━━━ FRAGMENT TEKSTU ━━━

Pismo religijno-społeczne poświęcone polskiemu
      ewangelicyzmowi i ekumenii

NR 8-9 / 2004

W poszukiwaniu konsensusu - tak można krótko scharakteryzować obrady 216. Zgromadzenia Generalnego Prezbiteriańskiego Kościoła USA - od kilku lat targanego konfliktami największego Kościoła reformowanego w USA.

Najważniejszym zagadnieniem był wybór nowego moderatora, który będzie pełnił tę funkcję przez dwa lata. Konserwatyści kościelni zaproponowali dwóch pastorów, liberalne skrzydło nie wystawiło nikogo, umiarkowani - świeckiego działacza na rzecz praw imigrantów z Meksyku i innych krajów Ameryki Łacińskiej. Ostatecznie moderatorem został pokojowy aktywista Rick Ufford-Chase, starszy w Southside Presbiterian Church w Tucson. Ufford-Chase spędził 18 lat na misjach w Meksyku. Powołał tam organizację BorderLinks, zajmującą się łączeniem ludzi po obu stronach granicy amerykańsko-meksykańskiej.

Zgromadzenie Generalne po raz kolejny zajęło się kwestią ordynacji gejów i lesbijek i po burzliwej debacie odrzuciło propozycję zmian prawa kościelnego. Ostateczną decyzję odłożono do raportu Komisji Teologicznej, która ma go przedstawić w 2006 roku. Poproszony o wyrażenie swojego prywatnego zdania na temat ordynacji homoseksualistów na duchownych, moderator-elekt powiedział, iż ma wielu dobrych przyjaciół wśród gejów i lesbijek i ma nadzieję, że obecnie obowiązujący zakaz ordynacji zostanie uchylony. Jednocześnie podkreślił, że jego prywatne zdanie nie jest istotne, bo jako moderator reprezentuje cały Kościół, a nie siebie samego. Wezwał też PC USA, by miał odwagę być Kościołem misyjnym i żyć misją, a wtedy takie problemy, jak dyskusja na temat homoseksualistów, zejdą na drugi plan. Usiłując uspokoić nastroje i pokazać problemy we właściwej perspektywie, wskazał, że gdy ostatnim razem, w 1847 roku, Zgromadzenie Generalne obradowało w tej samej miejscowości (Richmon, stan Wirginia) ówczesnych prezbiterian podzielił stosunek do niewolnictwa. Kilkanaście lat później Kościół prezbiteriański podzielił się z powodu tej kwestii.

━━━ REKORDY ZBIORU DANYCH ━━━

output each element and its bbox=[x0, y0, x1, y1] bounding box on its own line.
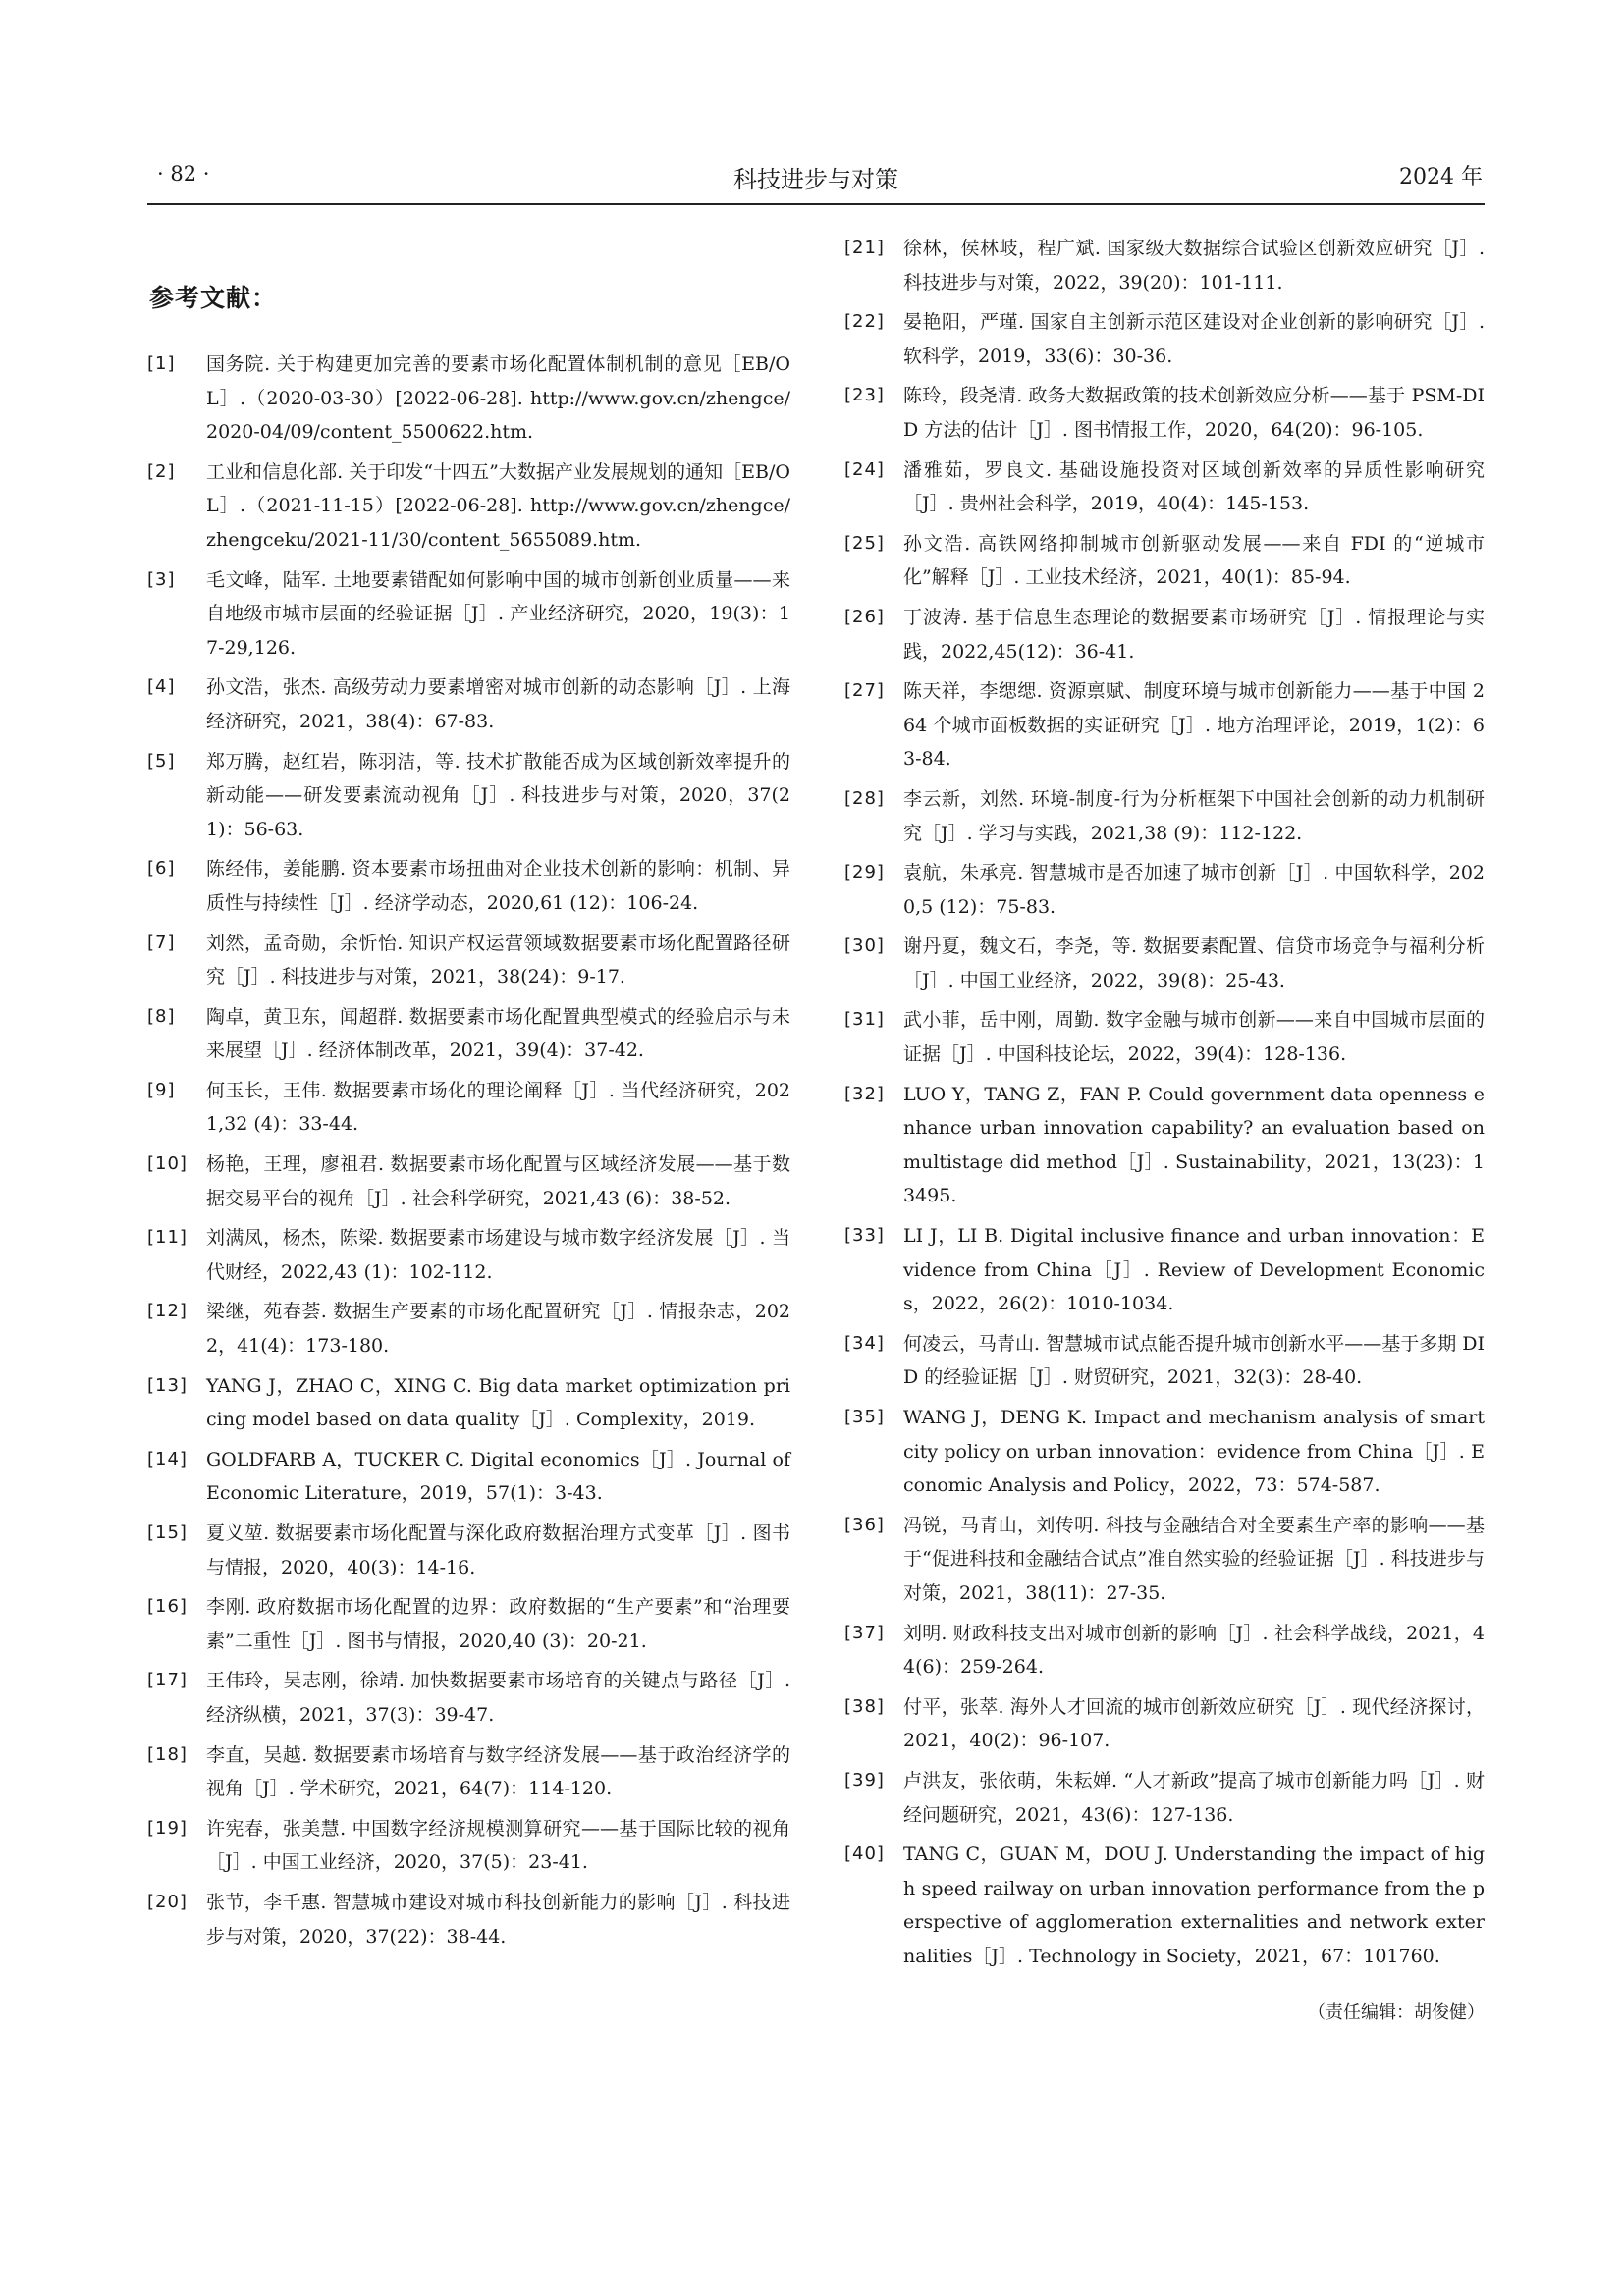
reference-text: 夏义堃. 数据要素市场化配置与深化政府数据治理方式变革［J］. 图书与情报，2020，40(3)：14-16. bbox=[206, 1522, 790, 1578]
reference-item bbox=[147, 852, 790, 920]
reference-item bbox=[844, 1690, 1485, 1758]
reference-text: 晏艳阳，严瑾. 国家自主创新示范区建设对企业创新的影响研究［J］. 软科学，2019，33(6)：30-36. bbox=[903, 311, 1485, 367]
references-heading: 参考文献： bbox=[149, 284, 278, 312]
reference-number: [30] bbox=[844, 935, 885, 957]
journal-title: 科技进步与对策 bbox=[733, 166, 898, 193]
reference-text: 国务院. 关于构建更加完善的要素市场化配置体制机制的意见［EB/OL］.（2020-03-30）[2022-06-28]. http://www.gov.cn/zhengce/2020-04/09/content_5500622.htm. bbox=[206, 353, 790, 444]
reference-item bbox=[844, 782, 1485, 850]
reference-item bbox=[844, 601, 1485, 668]
reference-text: 何凌云，马青山. 智慧城市试点能否提升城市创新水平——基于多期 DID 的经验证据［J］. 财贸研究，2021，32(3)：28-40. bbox=[903, 1332, 1485, 1389]
reference-number: [6] bbox=[147, 858, 176, 880]
reference-text: 袁航，朱承亮. 智慧城市是否加速了城市创新［J］. 中国软科学，2020,5 (12)：75-83. bbox=[903, 862, 1485, 918]
reference-item bbox=[147, 1148, 790, 1215]
reference-text: 王伟玲，吴志刚，徐靖. 加快数据要素市场培育的关键点与路径［J］. 经济纵横，2021，37(3)：39-47. bbox=[206, 1670, 790, 1726]
reference-number: [12] bbox=[147, 1301, 188, 1322]
reference-item bbox=[844, 1401, 1485, 1503]
editor-note: （责任编辑：胡俊健） bbox=[1308, 2002, 1485, 2023]
reference-item bbox=[844, 1617, 1485, 1684]
page-header bbox=[147, 160, 1485, 205]
reference-item bbox=[844, 305, 1485, 373]
reference-number: [32] bbox=[844, 1083, 885, 1104]
reference-text: 孙文浩，张杰. 高级劳动力要素增密对城市创新的动态影响［J］. 上海经济研究，2021，38(4)：67-83. bbox=[206, 676, 790, 732]
reference-number: [19] bbox=[147, 1817, 188, 1839]
reference-number: [37] bbox=[844, 1622, 885, 1643]
reference-item bbox=[147, 1221, 790, 1289]
reference-item bbox=[844, 1219, 1485, 1321]
reference-item bbox=[844, 454, 1485, 521]
reference-item bbox=[147, 1517, 790, 1584]
reference-text: 何玉长，王伟. 数据要素市场化的理论阐释［J］. 当代经济研究，2021,32 (4)：33-44. bbox=[206, 1079, 790, 1136]
reference-number: [22] bbox=[844, 311, 885, 333]
reference-item bbox=[147, 1000, 790, 1068]
reference-text: 刘然，孟奇勋，余忻怡. 知识产权运营领域数据要素市场化配置路径研究［J］. 科技进步与对策，2021，38(24)：9-17. bbox=[206, 932, 790, 988]
reference-item bbox=[147, 745, 790, 847]
reference-item bbox=[844, 1078, 1485, 1213]
reference-number: [33] bbox=[844, 1225, 885, 1247]
reference-text: 丁波涛. 基于信息生态理论的数据要素市场研究［J］. 情报理论与实践，2022,45(12)：36-41. bbox=[903, 606, 1485, 663]
reference-item bbox=[147, 1295, 790, 1362]
reference-item bbox=[844, 930, 1485, 997]
reference-number: [16] bbox=[147, 1596, 188, 1618]
reference-text: 张节，李千惠. 智慧城市建设对城市科技创新能力的影响［J］. 科技进步与对策，2020，37(22)：38-44. bbox=[206, 1891, 790, 1948]
reference-text: 郑万腾，赵红岩，陈羽洁，等. 技术扩散能否成为区域创新效率提升的新动能——研发要素流动视角［J］. 科技进步与对策，2020，37(21)：56-63. bbox=[206, 750, 790, 840]
reference-item bbox=[844, 674, 1485, 776]
reference-item bbox=[844, 856, 1485, 924]
reference-text: 谢丹夏，魏文石，李尧，等. 数据要素配置、信贷市场竞争与福利分析［J］. 中国工业经济，2022，39(8)：25-43. bbox=[903, 935, 1485, 991]
reference-item bbox=[147, 1886, 790, 1953]
reference-number: [25] bbox=[844, 532, 885, 554]
reference-item bbox=[844, 379, 1485, 447]
publication-year: 2024 年 bbox=[1399, 165, 1483, 189]
reference-number: [38] bbox=[844, 1695, 885, 1717]
reference-text: 刘满凤，杨杰，陈梁. 数据要素市场建设与城市数字经济发展［J］. 当代财经，2022,43 (1)：102-112. bbox=[206, 1227, 790, 1283]
reference-number: [18] bbox=[147, 1743, 188, 1765]
reference-number: [39] bbox=[844, 1769, 885, 1790]
reference-item bbox=[147, 347, 790, 450]
reference-text: LUO Y，TANG Z，FAN P. Could government data openness enhance urban innovation capability? an evaluation based on multistage did method［J］. Sustainability，2021，13(23)：13495. bbox=[903, 1083, 1485, 1207]
reference-text: 李刚. 政府数据市场化配置的边界：政府数据的“生产要素”和“治理要素”二重性［J］. 图书与情报，2020,40 (3)：20-21. bbox=[206, 1596, 790, 1652]
references-left-column bbox=[147, 347, 790, 1959]
reference-number: [14] bbox=[147, 1448, 188, 1469]
reference-text: 徐林，侯林岐，程广斌. 国家级大数据综合试验区创新效应研究［J］. 科技进步与对策，2022，39(20)：101-111. bbox=[903, 238, 1485, 294]
reference-number: [29] bbox=[844, 862, 885, 883]
reference-item bbox=[147, 563, 790, 666]
reference-text: 李直，吴越. 数据要素市场培育与数字经济发展——基于政治经济学的视角［J］. 学术研究，2021，64(7)：114-120. bbox=[206, 1743, 790, 1800]
reference-number: [4] bbox=[147, 676, 176, 698]
reference-number: [10] bbox=[147, 1153, 188, 1175]
reference-number: [11] bbox=[147, 1227, 188, 1249]
reference-number: [21] bbox=[844, 238, 885, 258]
reference-number: [23] bbox=[844, 385, 885, 406]
reference-item bbox=[147, 670, 790, 738]
reference-text: 孙文浩. 高铁网络抑制城市创新驱动发展——来自 FDI 的“逆城市化”解释［J］. 工业技术经济，2021，40(1)：85-94. bbox=[903, 532, 1485, 589]
reference-item bbox=[147, 455, 790, 558]
reference-number: [3] bbox=[147, 568, 176, 590]
reference-text: 李云新，刘然. 环境-制度-行为分析框架下中国社会创新的动力机制研究［J］. 学习与实践，2021,38 (9)：112-122. bbox=[903, 787, 1485, 844]
reference-item bbox=[844, 527, 1485, 595]
reference-number: [1] bbox=[147, 353, 176, 374]
reference-number: [7] bbox=[147, 932, 176, 953]
reference-text: LI J，LI B. Digital inclusive finance and urban innovation：Evidence from China［J］. Review of Development Economics，2022，26(2)：1010-1034. bbox=[903, 1225, 1485, 1315]
reference-number: [20] bbox=[147, 1891, 188, 1912]
reference-text: 冯锐，马青山，刘传明. 科技与金融结合对全要素生产率的影响——基于“促进科技和金融结合试点”准自然实验的经验证据［J］. 科技进步与对策，2021，38(11)：27-35. bbox=[903, 1514, 1485, 1604]
reference-number: [17] bbox=[147, 1670, 188, 1691]
reference-item bbox=[844, 1003, 1485, 1071]
reference-text: 毛文峰，陆军. 土地要素错配如何影响中国的城市创新创业质量——来自地级市城市层面的经验证据［J］. 产业经济研究，2020，19(3)：17-29,126. bbox=[206, 568, 790, 659]
reference-item bbox=[147, 1369, 790, 1437]
reference-number: [34] bbox=[844, 1332, 885, 1354]
reference-item bbox=[147, 927, 790, 994]
reference-number: [9] bbox=[147, 1079, 176, 1100]
reference-text: 武小菲，岳中刚，周勤. 数字金融与城市创新——来自中国城市层面的证据［J］. 中国科技论坛，2022，39(4)：128-136. bbox=[903, 1009, 1485, 1066]
reference-number: [8] bbox=[147, 1005, 176, 1027]
reference-number: [31] bbox=[844, 1009, 885, 1031]
reference-number: [35] bbox=[844, 1407, 885, 1427]
reference-item bbox=[147, 1443, 790, 1511]
reference-text: 卢洪友，张依萌，朱耘婵. “人才新政”提高了城市创新能力吗［J］. 财经问题研究，2021，43(6)：127-136. bbox=[903, 1769, 1485, 1826]
reference-text: 杨艳，王理，廖祖君. 数据要素市场化配置与区域经济发展——基于数据交易平台的视角［J］. 社会科学研究，2021,43 (6)：38-52. bbox=[206, 1153, 790, 1209]
reference-text: 陈玲，段尧清. 政务大数据政策的技术创新效应分析——基于 PSM-DID 方法的估计［J］. 图书情报工作，2020，64(20)：96-105. bbox=[903, 385, 1485, 441]
reference-item bbox=[147, 1664, 790, 1732]
reference-text: TANG C，GUAN M，DOU J. Understanding the impact of high speed railway on urban innovation performance from the perspective of agglomeration externalities and network externalities［J］. Technology in Society，2021，67：101760. bbox=[903, 1843, 1485, 1967]
reference-text: 许宪春，张美慧. 中国数字经济规模测算研究——基于国际比较的视角［J］. 中国工业经济，2020，37(5)：23-41. bbox=[206, 1817, 790, 1874]
reference-text: 潘雅茹，罗良文. 基础设施投资对区域创新效率的异质性影响研究［J］. 贵州社会科学，2019，40(4)：145-153. bbox=[903, 458, 1485, 515]
reference-number: [40] bbox=[844, 1843, 885, 1865]
reference-number: [24] bbox=[844, 458, 885, 480]
reference-item bbox=[844, 1764, 1485, 1832]
reference-item bbox=[147, 1812, 790, 1880]
reference-item bbox=[147, 1074, 790, 1142]
reference-number: [28] bbox=[844, 787, 885, 809]
reference-item bbox=[844, 1509, 1485, 1611]
reference-number: [15] bbox=[147, 1522, 188, 1543]
reference-item bbox=[844, 1838, 1485, 1973]
reference-number: [2] bbox=[147, 460, 176, 482]
reference-text: YANG J，ZHAO C，XING C. Big data market optimization pricing model based on data quality［J］. Complexity，2019. bbox=[206, 1374, 790, 1431]
reference-text: 工业和信息化部. 关于印发“十四五”大数据产业发展规划的通知［EB/OL］.（2021-11-15）[2022-06-28]. http://www.gov.cn/zhengce/zhengceku/2021-11/30/content_5655089.htm. bbox=[206, 460, 790, 551]
page-number: · 82 · bbox=[157, 162, 210, 186]
reference-text: 付平，张萃. 海外人才回流的城市创新效应研究［J］. 现代经济探讨，2021，40(2)：96-107. bbox=[903, 1695, 1485, 1752]
references-right-column bbox=[844, 232, 1485, 1980]
reference-number: [5] bbox=[147, 750, 176, 772]
reference-item bbox=[147, 1590, 790, 1658]
reference-item bbox=[147, 1738, 790, 1806]
reference-text: GOLDFARB A，TUCKER C. Digital economics［J］. Journal of Economic Literature，2019，57(1)：3-43. bbox=[206, 1448, 790, 1505]
reference-text: WANG J，DENG K. Impact and mechanism analysis of smart city policy on urban innovation：evidence from China［J］. Economic Analysis and Policy，2022，73：574-587. bbox=[903, 1407, 1485, 1497]
reference-text: 刘明. 财政科技支出对城市创新的影响［J］. 社会科学战线，2021，44(6)：259-264. bbox=[903, 1622, 1485, 1679]
reference-item bbox=[844, 232, 1485, 299]
reference-number: [13] bbox=[147, 1374, 188, 1396]
reference-text: 陈经伟，姜能鹏. 资本要素市场扭曲对企业技术创新的影响：机制、异质性与持续性［J］. 经济学动态，2020,61 (12)：106-24. bbox=[206, 858, 790, 914]
reference-number: [27] bbox=[844, 680, 885, 702]
reference-text: 陈天祥，李缌缌. 资源禀赋、制度环境与城市创新能力——基于中国 264 个城市面板数据的实证研究［J］. 地方治理评论，2019，1(2)：63-84. bbox=[903, 680, 1485, 771]
reference-number: [26] bbox=[844, 606, 885, 627]
reference-text: 梁继，苑春荟. 数据生产要素的市场化配置研究［J］. 情报杂志，2022，41(4)：173-180. bbox=[206, 1301, 790, 1358]
reference-text: 陶卓，黄卫东，闻超群. 数据要素市场化配置典型模式的经验启示与未来展望［J］. 经济体制改革，2021，39(4)：37-42. bbox=[206, 1005, 790, 1062]
reference-number: [36] bbox=[844, 1514, 885, 1535]
reference-item bbox=[844, 1327, 1485, 1395]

━━━

* **ĆWICZENIA**
1. Odpowiedz krótko na pytania do tekstu o obradach Zgromadzenia Generalnego prezbiterian:
(a) Na jak długo wybierany jest nowy moderator?
(b) Ile lat Rick Ufford-Chase spędził na misjach w Meksyku?
(c) W którym roku Komisja Teologiczna ma przedstawić swój raport?
2. Wznów tekst o obradach Zgromadzenia Generalnego prezbiterian i napisz jego dalszy ciąg od miejsca, w którym się kończy.
Rekordy pochodzą z innego źródła niż tekst.

* **ODPOWIEDZI DO ĆWICZEŃ**
1.
(a) Na dwa lata.
(b) 18 lat.
(c) W 2006 roku.

2.
Mniej dyskusji wzbudził nowy dokument o życiu w rodzinie, będący poprawioną wersją dokumentu przedstawionego rok temu. Dokument ten podkreśla znaczenie małżeństwa jako związku kobiety i mężczyzny, ale wypowiada się z ostrożnym optymizmem na temat innych modelów rodziny, spotykanych coraz częściej w amerykańskim społeczeństwie. Jednocześnie Zgromadzenie Generalne przyjęło uchwałę, która wzywa poszczególne stany i Amerykanów do legalizacji "związków cywilnych" dla par jednopłciowych, odrzucając konserwatywny dokument "A Christian Declaration of Marriage", popierany przez prezydenta George'a W. Busha. Zgromadzenie odmówiło też popracia dla poprawki konstytucyjnej, którą popiera administracja prezydencka, a która chce zdefiniowania małżeństwa jako związku mężczyzny i kobiety.

Zwolennicy zaostrzenia kościelnej pozycji na temat aborcji ponieśli klęskę, gdyż ich uchwała została odrzucona zaledwie 4 głosami. Zgromadzenie zdecydowało się zamiast tego skierować do wiernych i parafii list pasterski, w którym zaleca się pomoc kobietom w ciąży oraz popiera adopcję jako najlepszą alternatywę dla aborcji.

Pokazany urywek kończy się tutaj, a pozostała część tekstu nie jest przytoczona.